[START OF Recorded information]

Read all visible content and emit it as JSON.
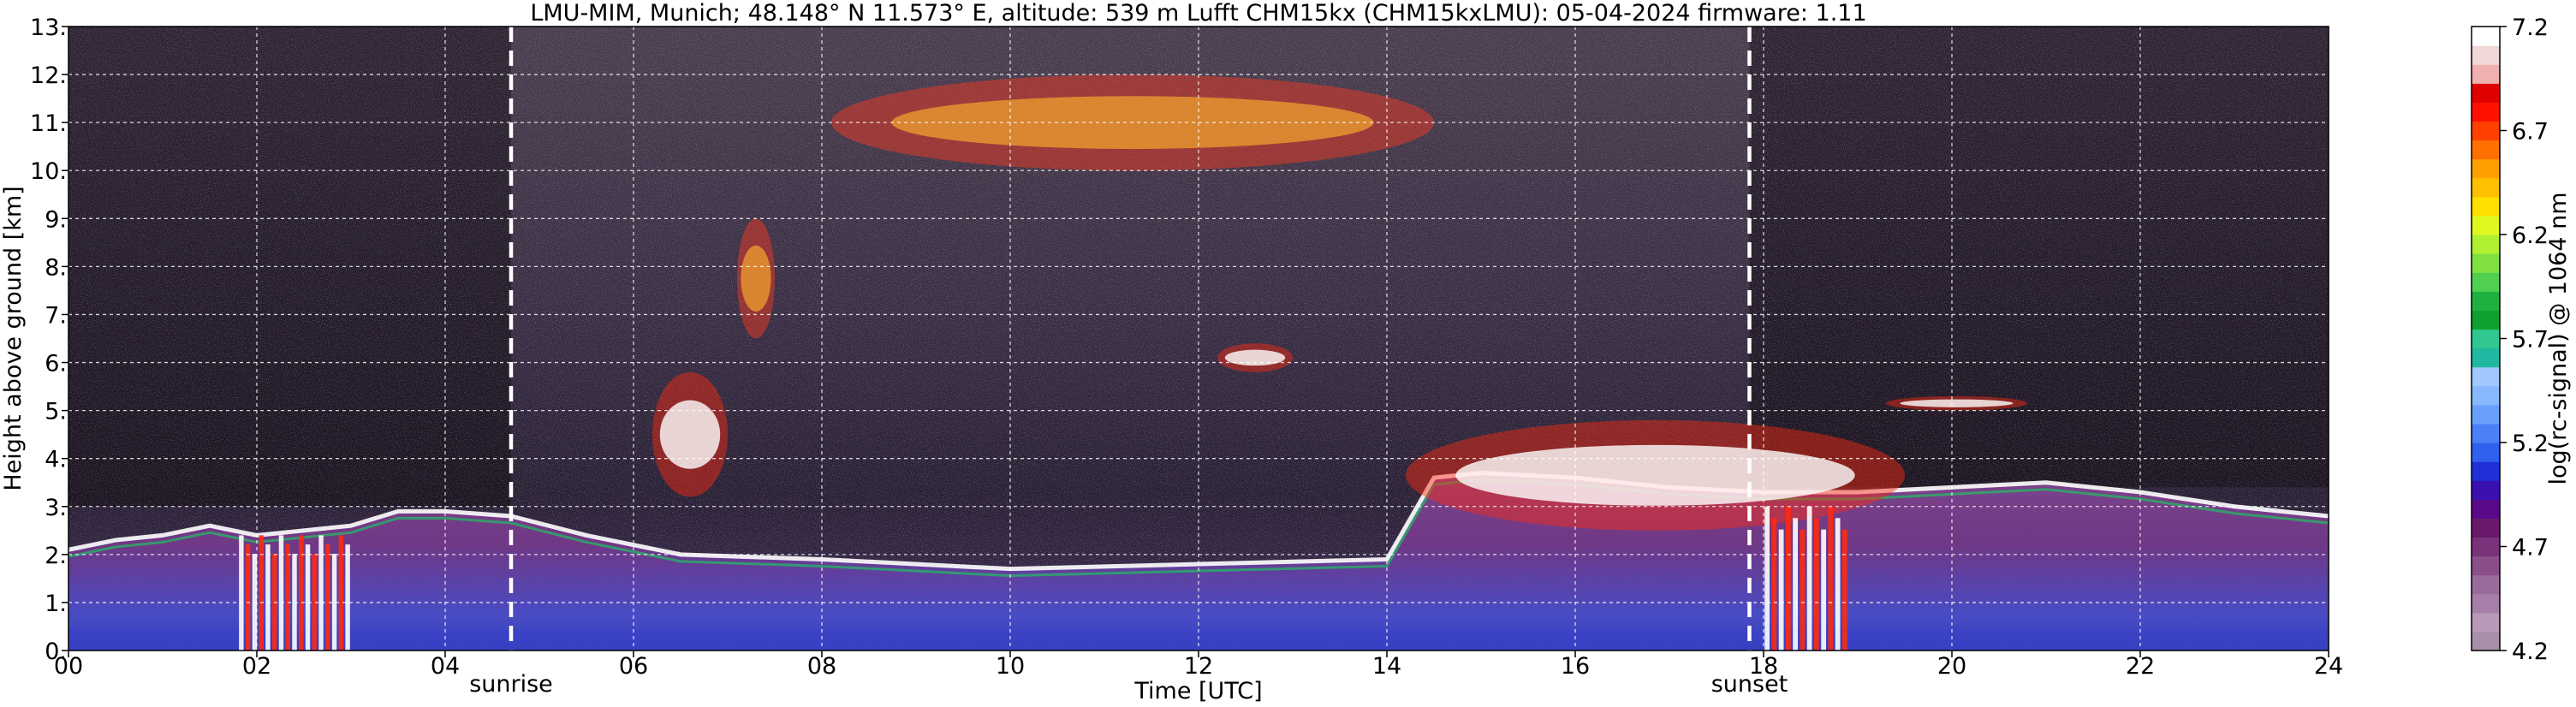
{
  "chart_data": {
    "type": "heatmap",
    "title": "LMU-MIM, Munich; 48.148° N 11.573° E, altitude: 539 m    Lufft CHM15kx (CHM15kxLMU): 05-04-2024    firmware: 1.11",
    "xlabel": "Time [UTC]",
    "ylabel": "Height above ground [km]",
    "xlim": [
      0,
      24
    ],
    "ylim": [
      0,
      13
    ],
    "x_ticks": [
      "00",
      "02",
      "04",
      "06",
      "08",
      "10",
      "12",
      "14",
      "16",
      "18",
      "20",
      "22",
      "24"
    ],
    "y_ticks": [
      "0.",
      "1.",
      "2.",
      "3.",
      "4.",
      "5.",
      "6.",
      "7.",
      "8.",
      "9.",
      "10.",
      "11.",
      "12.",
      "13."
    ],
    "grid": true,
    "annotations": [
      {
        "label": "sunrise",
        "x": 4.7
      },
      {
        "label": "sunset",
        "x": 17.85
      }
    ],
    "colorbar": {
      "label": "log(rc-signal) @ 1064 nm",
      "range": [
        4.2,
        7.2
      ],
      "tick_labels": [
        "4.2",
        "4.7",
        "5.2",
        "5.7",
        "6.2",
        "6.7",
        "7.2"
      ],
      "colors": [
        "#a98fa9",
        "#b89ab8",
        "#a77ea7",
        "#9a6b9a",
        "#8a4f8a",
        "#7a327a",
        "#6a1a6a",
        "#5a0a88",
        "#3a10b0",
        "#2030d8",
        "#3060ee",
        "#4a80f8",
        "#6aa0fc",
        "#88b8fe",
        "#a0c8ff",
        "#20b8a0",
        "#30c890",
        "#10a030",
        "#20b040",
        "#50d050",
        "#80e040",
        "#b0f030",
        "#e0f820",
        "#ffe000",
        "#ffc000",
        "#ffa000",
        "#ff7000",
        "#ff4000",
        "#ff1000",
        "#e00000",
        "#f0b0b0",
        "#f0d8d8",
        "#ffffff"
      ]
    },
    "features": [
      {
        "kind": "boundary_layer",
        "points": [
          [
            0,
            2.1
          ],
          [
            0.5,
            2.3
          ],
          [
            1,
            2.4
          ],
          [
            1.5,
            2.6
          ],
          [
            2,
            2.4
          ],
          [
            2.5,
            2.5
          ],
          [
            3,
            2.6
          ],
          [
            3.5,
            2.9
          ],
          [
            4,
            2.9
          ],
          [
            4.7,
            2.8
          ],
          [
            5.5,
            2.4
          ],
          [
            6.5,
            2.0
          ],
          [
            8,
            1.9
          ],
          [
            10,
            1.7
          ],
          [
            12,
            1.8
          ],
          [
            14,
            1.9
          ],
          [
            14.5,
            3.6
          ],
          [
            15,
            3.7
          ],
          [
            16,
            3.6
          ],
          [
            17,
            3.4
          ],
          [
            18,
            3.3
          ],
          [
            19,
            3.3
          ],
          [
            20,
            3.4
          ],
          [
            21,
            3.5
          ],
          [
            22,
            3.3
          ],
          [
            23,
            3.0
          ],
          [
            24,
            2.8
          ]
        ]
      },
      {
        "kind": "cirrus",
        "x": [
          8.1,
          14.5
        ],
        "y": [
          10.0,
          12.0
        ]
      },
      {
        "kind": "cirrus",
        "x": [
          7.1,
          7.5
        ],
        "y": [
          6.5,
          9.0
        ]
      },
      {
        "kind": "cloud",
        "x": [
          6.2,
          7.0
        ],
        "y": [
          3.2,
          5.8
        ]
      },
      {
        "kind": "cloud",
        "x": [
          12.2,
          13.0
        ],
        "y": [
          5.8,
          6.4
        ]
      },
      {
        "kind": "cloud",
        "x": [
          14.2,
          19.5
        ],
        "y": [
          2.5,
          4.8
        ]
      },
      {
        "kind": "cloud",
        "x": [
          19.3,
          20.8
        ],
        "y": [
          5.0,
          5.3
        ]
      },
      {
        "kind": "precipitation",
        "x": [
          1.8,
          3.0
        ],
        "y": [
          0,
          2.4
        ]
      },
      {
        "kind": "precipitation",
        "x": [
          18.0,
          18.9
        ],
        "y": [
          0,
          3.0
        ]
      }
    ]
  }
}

[END OF Recorded information]

Using the material above, set down every line exactly, but skip the pictures.

• **Answer to this exercise**
Read all visible content and emit it as JSON.
{
  "chart_data": {
    "type": "heatmap",
    "title": "LMU-MIM, Munich; 48.148° N 11.573° E, altitude: 539 m    Lufft CHM15kx (CHM15kxLMU): 05-04-2024    firmware: 1.11",
    "xlabel": "Time [UTC]",
    "ylabel": "Height above ground [km]",
    "xlim": [
      0,
      24
    ],
    "ylim": [
      0,
      13
    ],
    "x_ticks": [
      "00",
      "02",
      "04",
      "06",
      "08",
      "10",
      "12",
      "14",
      "16",
      "18",
      "20",
      "22",
      "24"
    ],
    "y_ticks": [
      "0.",
      "1.",
      "2.",
      "3.",
      "4.",
      "5.",
      "6.",
      "7.",
      "8.",
      "9.",
      "10.",
      "11.",
      "12.",
      "13."
    ],
    "grid": true,
    "annotations": [
      {
        "label": "sunrise",
        "x": 4.7
      },
      {
        "label": "sunset",
        "x": 17.85
      }
    ],
    "colorbar": {
      "label": "log(rc-signal) @ 1064 nm",
      "range": [
        4.2,
        7.2
      ],
      "tick_labels": [
        "4.2",
        "4.7",
        "5.2",
        "5.7",
        "6.2",
        "6.7",
        "7.2"
      ],
      "colors": [
        "#a98fa9",
        "#b89ab8",
        "#a77ea7",
        "#9a6b9a",
        "#8a4f8a",
        "#7a327a",
        "#6a1a6a",
        "#5a0a88",
        "#3a10b0",
        "#2030d8",
        "#3060ee",
        "#4a80f8",
        "#6aa0fc",
        "#88b8fe",
        "#a0c8ff",
        "#20b8a0",
        "#30c890",
        "#10a030",
        "#20b040",
        "#50d050",
        "#80e040",
        "#b0f030",
        "#e0f820",
        "#ffe000",
        "#ffc000",
        "#ffa000",
        "#ff7000",
        "#ff4000",
        "#ff1000",
        "#e00000",
        "#f0b0b0",
        "#f0d8d8",
        "#ffffff"
      ]
    },
    "features": [
      {
        "kind": "boundary_layer",
        "points": [
          [
            0,
            2.1
          ],
          [
            0.5,
            2.3
          ],
          [
            1,
            2.4
          ],
          [
            1.5,
            2.6
          ],
          [
            2,
            2.4
          ],
          [
            2.5,
            2.5
          ],
          [
            3,
            2.6
          ],
          [
            3.5,
            2.9
          ],
          [
            4,
            2.9
          ],
          [
            4.7,
            2.8
          ],
          [
            5.5,
            2.4
          ],
          [
            6.5,
            2.0
          ],
          [
            8,
            1.9
          ],
          [
            10,
            1.7
          ],
          [
            12,
            1.8
          ],
          [
            14,
            1.9
          ],
          [
            14.5,
            3.6
          ],
          [
            15,
            3.7
          ],
          [
            16,
            3.6
          ],
          [
            17,
            3.4
          ],
          [
            18,
            3.3
          ],
          [
            19,
            3.3
          ],
          [
            20,
            3.4
          ],
          [
            21,
            3.5
          ],
          [
            22,
            3.3
          ],
          [
            23,
            3.0
          ],
          [
            24,
            2.8
          ]
        ]
      },
      {
        "kind": "cirrus",
        "x": [
          8.1,
          14.5
        ],
        "y": [
          10.0,
          12.0
        ]
      },
      {
        "kind": "cirrus",
        "x": [
          7.1,
          7.5
        ],
        "y": [
          6.5,
          9.0
        ]
      },
      {
        "kind": "cloud",
        "x": [
          6.2,
          7.0
        ],
        "y": [
          3.2,
          5.8
        ]
      },
      {
        "kind": "cloud",
        "x": [
          12.2,
          13.0
        ],
        "y": [
          5.8,
          6.4
        ]
      },
      {
        "kind": "cloud",
        "x": [
          14.2,
          19.5
        ],
        "y": [
          2.5,
          4.8
        ]
      },
      {
        "kind": "cloud",
        "x": [
          19.3,
          20.8
        ],
        "y": [
          5.0,
          5.3
        ]
      },
      {
        "kind": "precipitation",
        "x": [
          1.8,
          3.0
        ],
        "y": [
          0,
          2.4
        ]
      },
      {
        "kind": "precipitation",
        "x": [
          18.0,
          18.9
        ],
        "y": [
          0,
          3.0
        ]
      }
    ]
  }
}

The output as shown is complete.